(Exercise description)
Transcribe all the entries word for word, but omit the images.

(Stored data entries)
>> start

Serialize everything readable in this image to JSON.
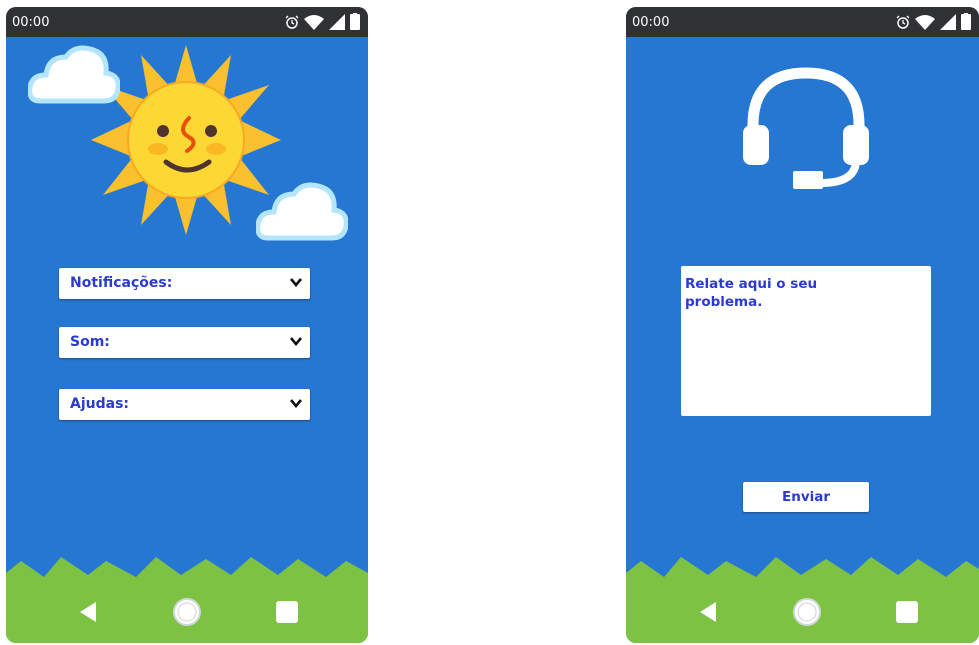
{
  "colors": {
    "sky": "#2677d2",
    "grass": "#7dc242",
    "statusbar": "#2f3134",
    "text_accent": "#2b3bd0"
  },
  "settings_screen": {
    "status_time": "00:00",
    "status_icons": [
      "alarm-icon",
      "wifi-icon",
      "signal-icon",
      "battery-icon"
    ],
    "illustration": [
      "sun-face-icon",
      "cloud-icon",
      "cloud-icon"
    ],
    "dropdowns": [
      {
        "label": "Notificações:"
      },
      {
        "label": "Som:"
      },
      {
        "label": "Ajudas:"
      }
    ],
    "nav": [
      "back-icon",
      "home-icon",
      "recents-icon"
    ]
  },
  "support_screen": {
    "status_time": "00:00",
    "status_icons": [
      "alarm-icon",
      "wifi-icon",
      "signal-icon",
      "battery-icon"
    ],
    "header_icon": "headset-icon",
    "message_placeholder": "Relate aqui o seu\nproblema.",
    "send_label": "Enviar",
    "nav": [
      "back-icon",
      "home-icon",
      "recents-icon"
    ]
  }
}
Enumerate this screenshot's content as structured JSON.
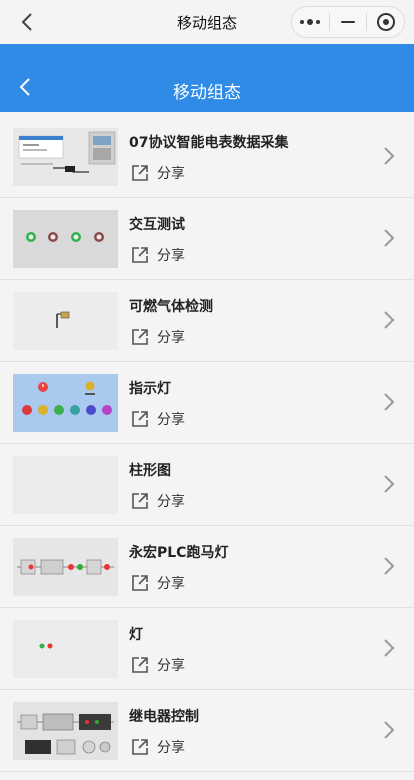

>> end

(Output below)
Serialize everything readable in this image to JSON.
{
  "colors": {
    "sky": "#2677d2",
    "grass": "#7dc242",
    "statusbar": "#2f3134",
    "text_accent": "#2b3bd0"
  },
  "settings_screen": {
    "status_time": "00:00",
    "status_icons": [
      "alarm-icon",
      "wifi-icon",
      "signal-icon",
      "battery-icon"
    ],
    "illustration": [
      "sun-face-icon",
      "cloud-icon",
      "cloud-icon"
    ],
    "dropdowns": [
      {
        "label": "Notificações:"
      },
      {
        "label": "Som:"
      },
      {
        "label": "Ajudas:"
      }
    ],
    "nav": [
      "back-icon",
      "home-icon",
      "recents-icon"
    ]
  },
  "support_screen": {
    "status_time": "00:00",
    "status_icons": [
      "alarm-icon",
      "wifi-icon",
      "signal-icon",
      "battery-icon"
    ],
    "header_icon": "headset-icon",
    "message_placeholder": "Relate aqui o seu\nproblema.",
    "send_label": "Enviar",
    "nav": [
      "back-icon",
      "home-icon",
      "recents-icon"
    ]
  }
}
Enumerate this screenshot's content as structured JSON.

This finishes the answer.